■ Problem details
Only the number is wanted: tally the lines below that contain the word "Scan".

Figure record extracts

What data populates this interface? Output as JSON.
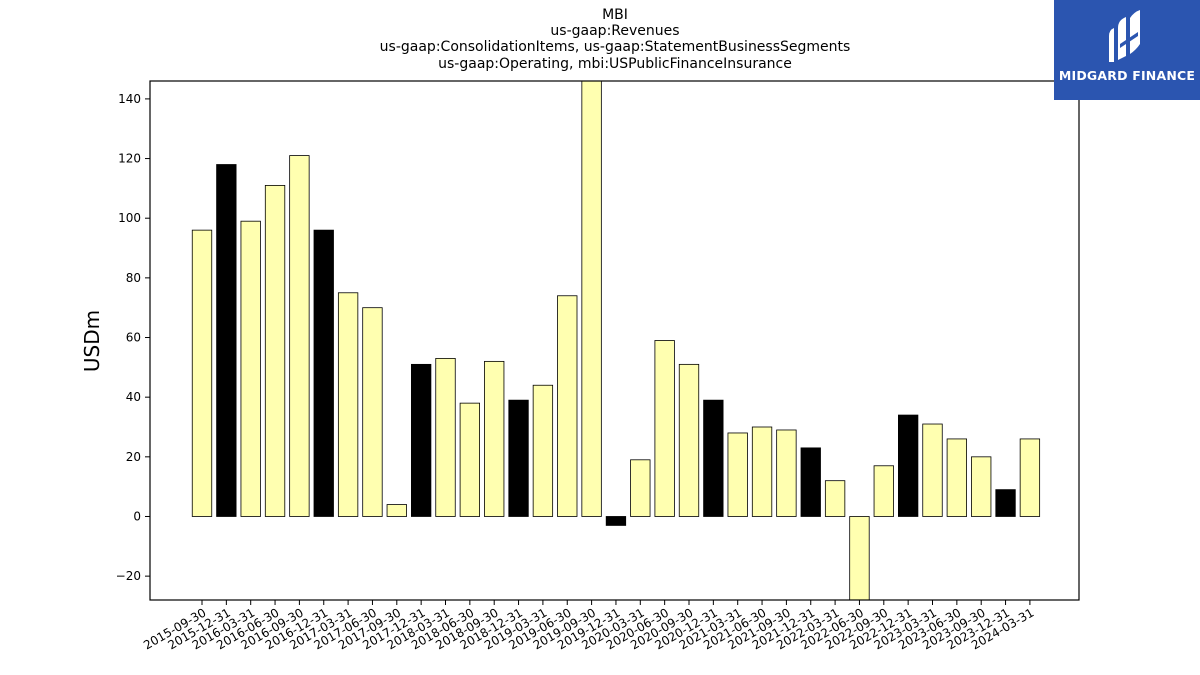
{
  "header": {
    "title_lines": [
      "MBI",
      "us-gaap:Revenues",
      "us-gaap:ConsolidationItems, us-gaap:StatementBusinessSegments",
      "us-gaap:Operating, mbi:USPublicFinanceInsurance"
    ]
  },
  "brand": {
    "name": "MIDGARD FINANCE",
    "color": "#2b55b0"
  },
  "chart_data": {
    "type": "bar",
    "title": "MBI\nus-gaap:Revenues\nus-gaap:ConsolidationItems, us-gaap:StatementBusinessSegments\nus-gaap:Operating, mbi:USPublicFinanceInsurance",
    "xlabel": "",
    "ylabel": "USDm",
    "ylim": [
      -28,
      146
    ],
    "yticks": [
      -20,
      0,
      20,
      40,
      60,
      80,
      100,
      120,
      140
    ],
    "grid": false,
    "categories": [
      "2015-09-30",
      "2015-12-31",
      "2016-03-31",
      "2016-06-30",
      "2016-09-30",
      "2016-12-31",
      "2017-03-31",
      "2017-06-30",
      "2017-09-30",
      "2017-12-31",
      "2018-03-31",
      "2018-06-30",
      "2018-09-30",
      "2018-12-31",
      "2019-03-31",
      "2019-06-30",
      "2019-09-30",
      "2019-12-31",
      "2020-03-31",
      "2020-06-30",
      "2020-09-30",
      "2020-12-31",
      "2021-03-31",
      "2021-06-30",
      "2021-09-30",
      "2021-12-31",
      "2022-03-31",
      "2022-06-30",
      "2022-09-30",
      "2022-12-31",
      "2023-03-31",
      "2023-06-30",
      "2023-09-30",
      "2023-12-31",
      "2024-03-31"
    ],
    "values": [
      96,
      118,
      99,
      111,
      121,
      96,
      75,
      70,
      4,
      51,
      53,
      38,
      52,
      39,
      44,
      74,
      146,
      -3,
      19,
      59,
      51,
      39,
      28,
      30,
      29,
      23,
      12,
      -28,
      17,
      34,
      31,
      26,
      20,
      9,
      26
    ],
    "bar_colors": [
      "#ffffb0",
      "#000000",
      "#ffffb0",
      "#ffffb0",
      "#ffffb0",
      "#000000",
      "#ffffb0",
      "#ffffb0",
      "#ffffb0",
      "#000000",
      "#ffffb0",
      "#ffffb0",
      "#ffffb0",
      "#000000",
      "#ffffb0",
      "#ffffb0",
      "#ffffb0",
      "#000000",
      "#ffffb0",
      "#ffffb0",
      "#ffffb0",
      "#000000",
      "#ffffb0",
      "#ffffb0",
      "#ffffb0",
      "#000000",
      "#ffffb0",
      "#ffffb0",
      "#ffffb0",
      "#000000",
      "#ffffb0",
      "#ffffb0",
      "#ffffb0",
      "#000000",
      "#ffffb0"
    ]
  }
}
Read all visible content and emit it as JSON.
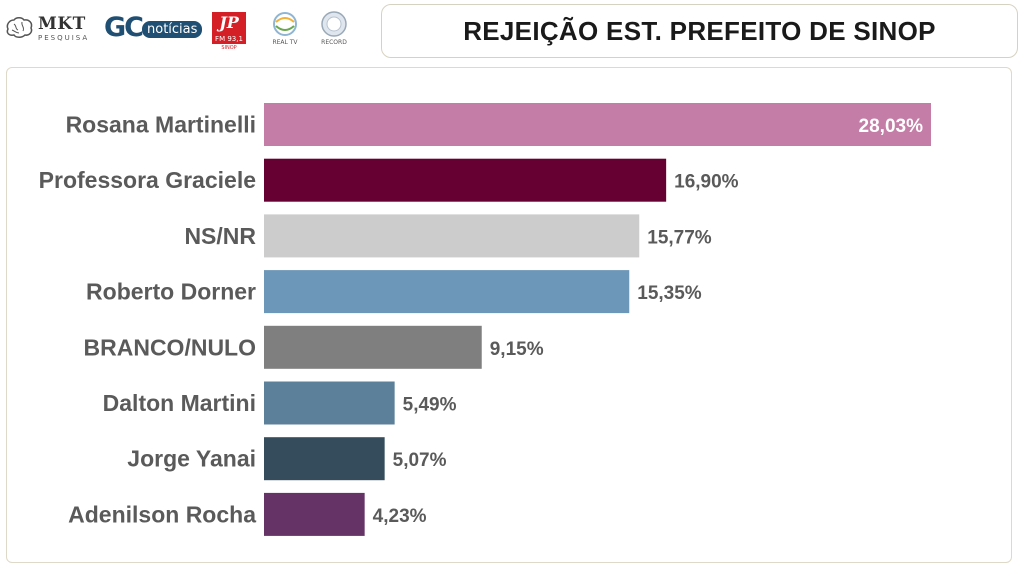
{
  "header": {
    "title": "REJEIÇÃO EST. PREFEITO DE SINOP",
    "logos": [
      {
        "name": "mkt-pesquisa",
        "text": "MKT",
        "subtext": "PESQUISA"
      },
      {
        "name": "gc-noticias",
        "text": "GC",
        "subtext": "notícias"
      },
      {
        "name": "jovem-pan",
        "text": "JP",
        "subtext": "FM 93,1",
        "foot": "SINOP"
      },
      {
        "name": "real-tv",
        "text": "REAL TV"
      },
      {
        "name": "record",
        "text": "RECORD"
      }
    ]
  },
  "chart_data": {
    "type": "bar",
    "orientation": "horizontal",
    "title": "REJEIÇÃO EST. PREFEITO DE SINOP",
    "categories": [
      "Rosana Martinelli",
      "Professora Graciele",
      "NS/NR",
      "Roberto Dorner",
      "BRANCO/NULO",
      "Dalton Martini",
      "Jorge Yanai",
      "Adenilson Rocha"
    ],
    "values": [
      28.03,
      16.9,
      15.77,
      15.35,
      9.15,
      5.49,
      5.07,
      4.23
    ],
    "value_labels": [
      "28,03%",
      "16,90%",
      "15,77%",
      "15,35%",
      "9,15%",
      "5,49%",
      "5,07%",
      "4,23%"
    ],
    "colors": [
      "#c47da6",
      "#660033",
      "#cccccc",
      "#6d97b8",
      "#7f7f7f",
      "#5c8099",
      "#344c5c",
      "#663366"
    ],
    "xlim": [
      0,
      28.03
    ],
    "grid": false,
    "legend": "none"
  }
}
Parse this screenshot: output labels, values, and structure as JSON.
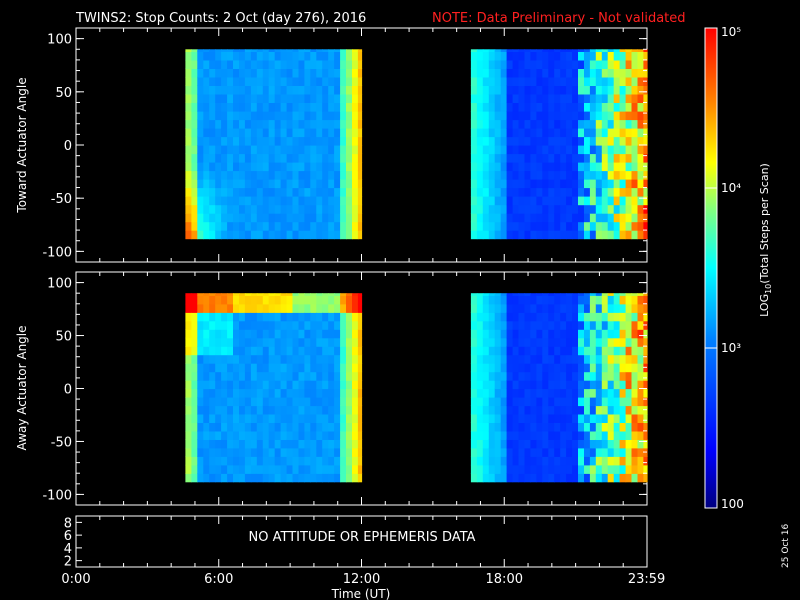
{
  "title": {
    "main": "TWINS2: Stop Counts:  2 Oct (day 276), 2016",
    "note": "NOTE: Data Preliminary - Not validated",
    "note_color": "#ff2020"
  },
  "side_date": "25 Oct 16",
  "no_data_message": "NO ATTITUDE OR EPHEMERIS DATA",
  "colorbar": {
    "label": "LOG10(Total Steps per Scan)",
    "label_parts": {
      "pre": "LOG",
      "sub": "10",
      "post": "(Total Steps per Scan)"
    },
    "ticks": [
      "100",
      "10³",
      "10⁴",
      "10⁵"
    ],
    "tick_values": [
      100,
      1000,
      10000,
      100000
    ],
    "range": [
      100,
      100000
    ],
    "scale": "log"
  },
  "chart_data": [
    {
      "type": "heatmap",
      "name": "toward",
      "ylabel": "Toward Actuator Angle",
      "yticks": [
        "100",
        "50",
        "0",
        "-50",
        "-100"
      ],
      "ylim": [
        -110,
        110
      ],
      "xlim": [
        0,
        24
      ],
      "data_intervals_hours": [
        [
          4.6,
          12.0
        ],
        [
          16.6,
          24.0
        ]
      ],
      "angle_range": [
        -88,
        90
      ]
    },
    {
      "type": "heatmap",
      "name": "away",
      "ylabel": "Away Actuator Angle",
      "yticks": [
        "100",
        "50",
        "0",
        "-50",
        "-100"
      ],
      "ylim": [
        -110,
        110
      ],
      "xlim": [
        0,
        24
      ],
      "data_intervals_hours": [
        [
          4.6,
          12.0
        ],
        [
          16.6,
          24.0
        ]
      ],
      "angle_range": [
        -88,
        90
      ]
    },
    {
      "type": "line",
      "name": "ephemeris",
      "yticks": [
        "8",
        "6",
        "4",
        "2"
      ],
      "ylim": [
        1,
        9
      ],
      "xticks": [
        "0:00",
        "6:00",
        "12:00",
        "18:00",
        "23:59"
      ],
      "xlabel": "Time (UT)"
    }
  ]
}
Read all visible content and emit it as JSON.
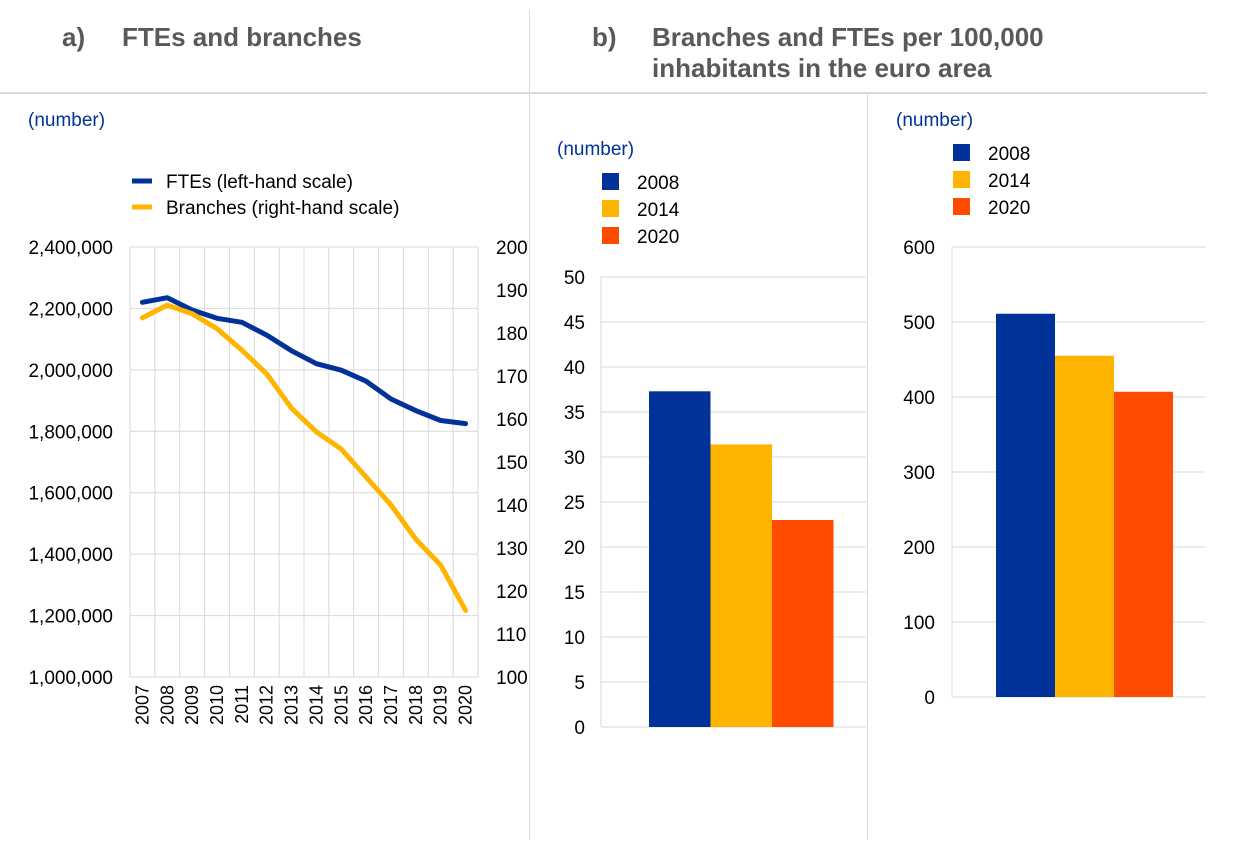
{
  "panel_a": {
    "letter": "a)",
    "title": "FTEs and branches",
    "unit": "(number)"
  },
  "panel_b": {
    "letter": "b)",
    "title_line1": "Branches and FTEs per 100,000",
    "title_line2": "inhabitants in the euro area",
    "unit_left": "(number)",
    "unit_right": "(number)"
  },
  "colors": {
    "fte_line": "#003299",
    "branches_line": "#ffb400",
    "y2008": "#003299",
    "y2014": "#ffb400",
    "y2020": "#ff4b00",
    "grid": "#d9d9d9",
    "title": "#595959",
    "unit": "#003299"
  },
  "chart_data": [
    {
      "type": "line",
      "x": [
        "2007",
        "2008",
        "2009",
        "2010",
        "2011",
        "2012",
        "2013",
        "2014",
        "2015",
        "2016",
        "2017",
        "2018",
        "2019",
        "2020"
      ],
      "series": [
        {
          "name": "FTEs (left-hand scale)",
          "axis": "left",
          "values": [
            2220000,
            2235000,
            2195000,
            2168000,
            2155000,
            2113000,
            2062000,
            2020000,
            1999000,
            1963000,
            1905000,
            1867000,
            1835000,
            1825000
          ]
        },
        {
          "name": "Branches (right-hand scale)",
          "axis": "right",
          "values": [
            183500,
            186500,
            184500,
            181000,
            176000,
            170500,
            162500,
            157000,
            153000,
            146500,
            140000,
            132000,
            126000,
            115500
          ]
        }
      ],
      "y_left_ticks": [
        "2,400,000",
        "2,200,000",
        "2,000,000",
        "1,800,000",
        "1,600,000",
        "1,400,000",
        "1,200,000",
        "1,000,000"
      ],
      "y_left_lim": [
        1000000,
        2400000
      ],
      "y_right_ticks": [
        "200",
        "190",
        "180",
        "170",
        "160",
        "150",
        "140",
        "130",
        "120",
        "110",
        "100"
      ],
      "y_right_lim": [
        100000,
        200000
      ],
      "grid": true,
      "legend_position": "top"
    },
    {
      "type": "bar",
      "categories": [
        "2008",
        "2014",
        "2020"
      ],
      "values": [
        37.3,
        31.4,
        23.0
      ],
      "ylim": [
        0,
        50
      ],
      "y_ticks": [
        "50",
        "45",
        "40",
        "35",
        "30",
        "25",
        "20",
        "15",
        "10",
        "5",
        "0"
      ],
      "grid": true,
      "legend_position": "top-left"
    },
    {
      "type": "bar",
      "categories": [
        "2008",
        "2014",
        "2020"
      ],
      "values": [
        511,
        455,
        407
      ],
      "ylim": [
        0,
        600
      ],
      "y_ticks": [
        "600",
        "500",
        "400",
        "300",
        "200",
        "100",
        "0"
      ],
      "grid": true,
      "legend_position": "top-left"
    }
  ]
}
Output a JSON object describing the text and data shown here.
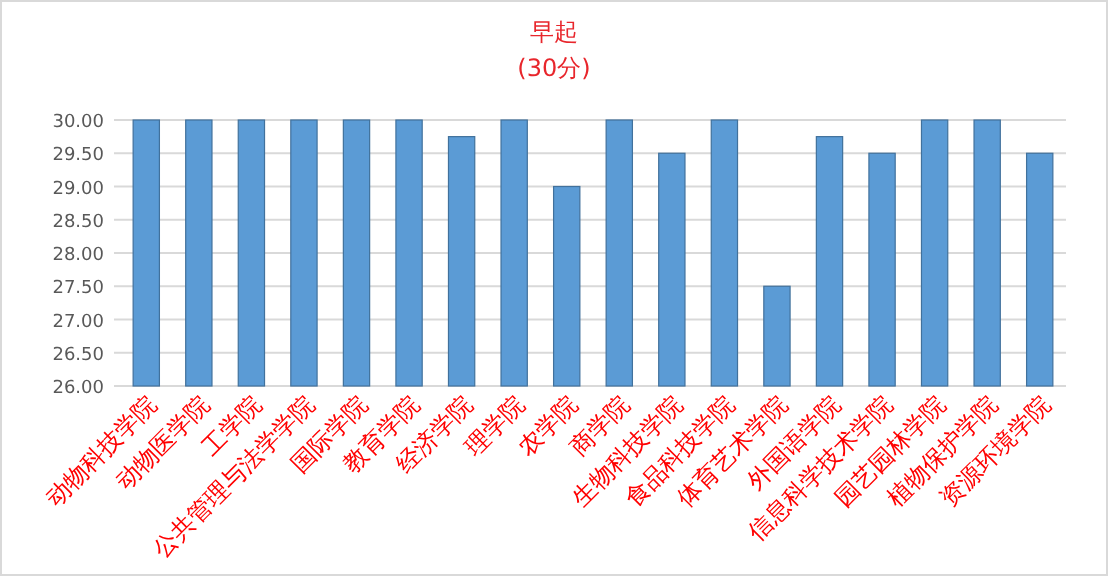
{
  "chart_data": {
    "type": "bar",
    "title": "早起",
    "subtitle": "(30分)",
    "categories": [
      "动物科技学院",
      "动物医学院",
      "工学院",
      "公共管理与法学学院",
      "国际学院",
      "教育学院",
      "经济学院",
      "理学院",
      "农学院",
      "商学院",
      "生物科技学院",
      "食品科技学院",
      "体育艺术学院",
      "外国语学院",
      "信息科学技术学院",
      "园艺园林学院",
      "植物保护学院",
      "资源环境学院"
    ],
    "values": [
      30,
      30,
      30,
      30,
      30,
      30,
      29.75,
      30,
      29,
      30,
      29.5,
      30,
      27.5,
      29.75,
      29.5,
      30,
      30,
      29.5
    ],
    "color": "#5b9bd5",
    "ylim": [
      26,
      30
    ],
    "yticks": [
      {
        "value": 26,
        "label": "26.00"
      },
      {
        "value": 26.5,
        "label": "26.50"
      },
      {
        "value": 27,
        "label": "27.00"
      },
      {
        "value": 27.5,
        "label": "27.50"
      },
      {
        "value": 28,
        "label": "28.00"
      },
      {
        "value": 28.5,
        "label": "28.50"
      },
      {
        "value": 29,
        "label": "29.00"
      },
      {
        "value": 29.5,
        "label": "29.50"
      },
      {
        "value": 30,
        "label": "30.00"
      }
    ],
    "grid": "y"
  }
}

■ Full output
2